- _DOCUMENT SECTION_
________________________

Figure 3 shows the high-level diagram of this 4-GPM MCM-GPU. Such an MCM-GPU is expected to be equipped with 3TB/s of total DRAM bandwidth and 16MB of total L2 cache. All DRAM partitions provide a globally shared memory address space across all GPMs. Addresses are fine-grain interleaved across all physical DRAM partitions for maximum resource utilization. GPM-Xbars route memory accesses to the proper location (either the local or a remote L2 cache bank) based on the physical address. They also collectively provide a modular on-package ring or mesh interconnect network. Such organization provides spatial traffic locality among local SMs and memory partitions, and reduces on-package bandwidth requirements. Other network topologies are also possible especially with growing number of GPMs, but a full exploration of inter-GPM network topologies is outside the scope of this paper. The L2 cache is a memory-side cache, caching data only from its local DRAM partition. As such, there is only one location for each cache line, and no cache coherency is required across the L2 cache banks. In the baseline MCM-GPU architecture we employ a centralized CTA scheduler that schedules CTAs to MCM-GPU SMs globally in a round-robin manner as SMs become available for execution, as in the case of a typical monolithic GPU.



Figure 4: Relative performance sensitivity to inter-GPM link bandwidth for a 4-GPM, 256SM MCM-GPU system.

________________________

- _SUPPLIED MATERIAL_
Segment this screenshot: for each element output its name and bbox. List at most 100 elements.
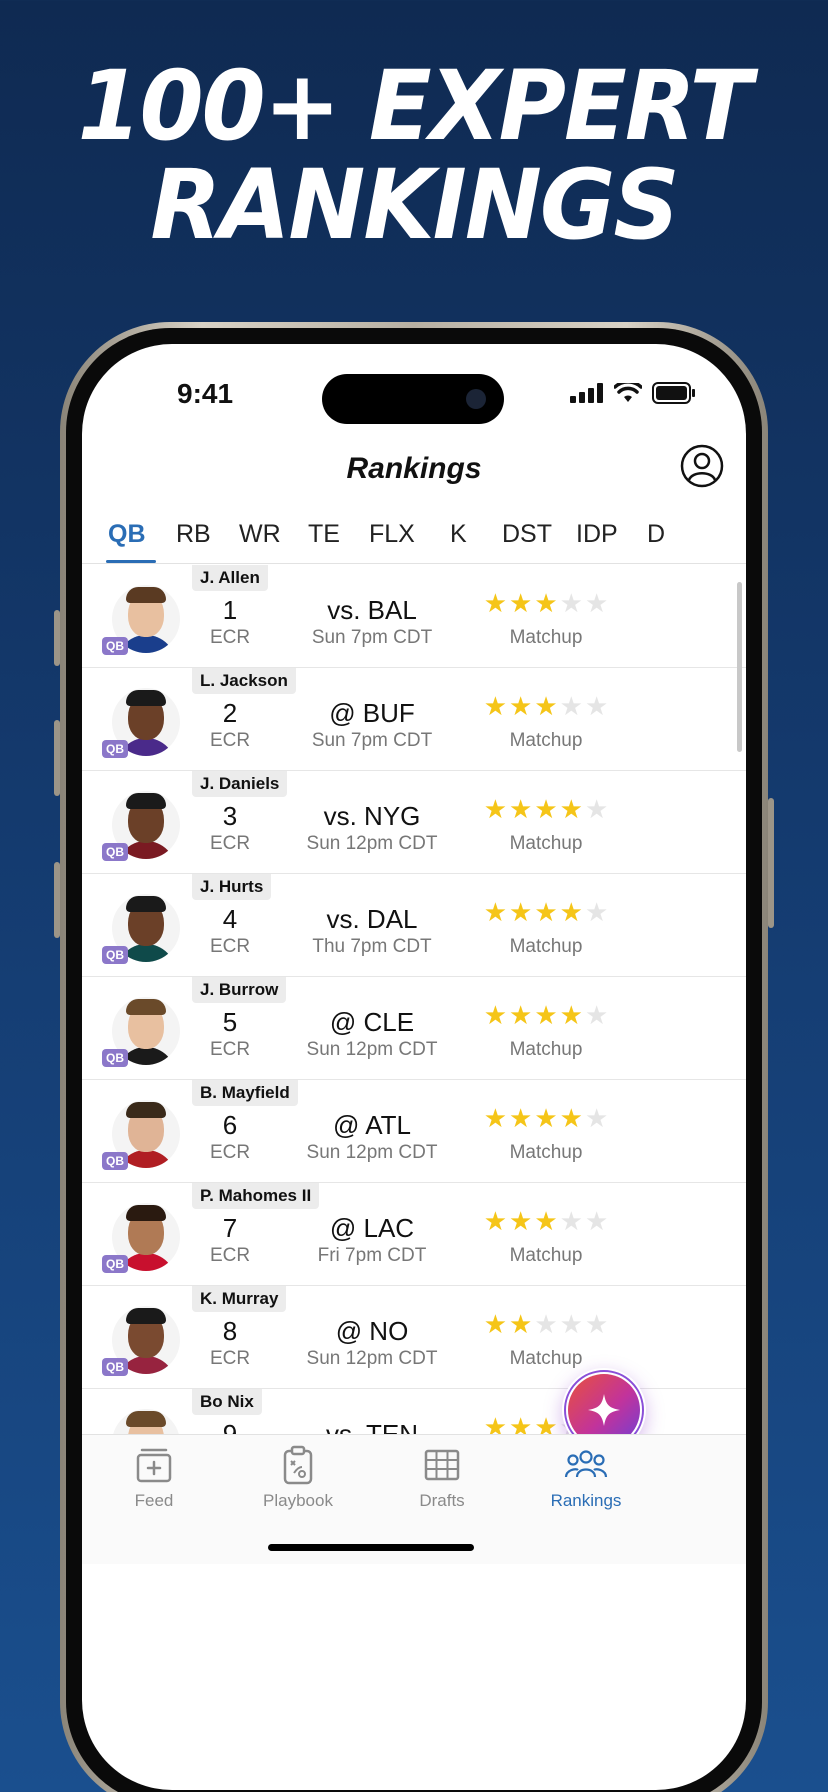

________________________

- _PROBLEM A_
According to the MCM-GPU excerpt, how much total L2 cache is the 4-GPM MCM-GPU expected to have?
- _PROBLEM B_
Continue the MCM-GPU excerpt from where it stops.
The listing isn't needed here.

- _EXERCISE OUTPUT A_
16MB.

- _EXERCISE OUTPUT B_
The MCM-GPU memory system is a Non Uniform Memory Access (NUMA) architecture, as its inter-GPM links are not expected to provide full aggregated DRAM bandwidth to each GPM. Moreover, an additional latency penalty is expected when accessing memory on remote GPMs. This latency includes data movement time within the local GPM to the edge of the die, serialization and deserialization latency over the inter-GPM link, and the wire latency to the next GPM. We estimate each additional inter-GPM hop latency, for a potentially multi-hop path in the on-package interconnect as 32 cycles. Each additional hop also adds an energy cost compared to a local DRAM access. Even though we expect the MCM-GPU architecture to incur these bandwidth, latency, and energy penalties, we expect them to be much lower compared to off-package interconnects in a multi-GPU system (see Table 2).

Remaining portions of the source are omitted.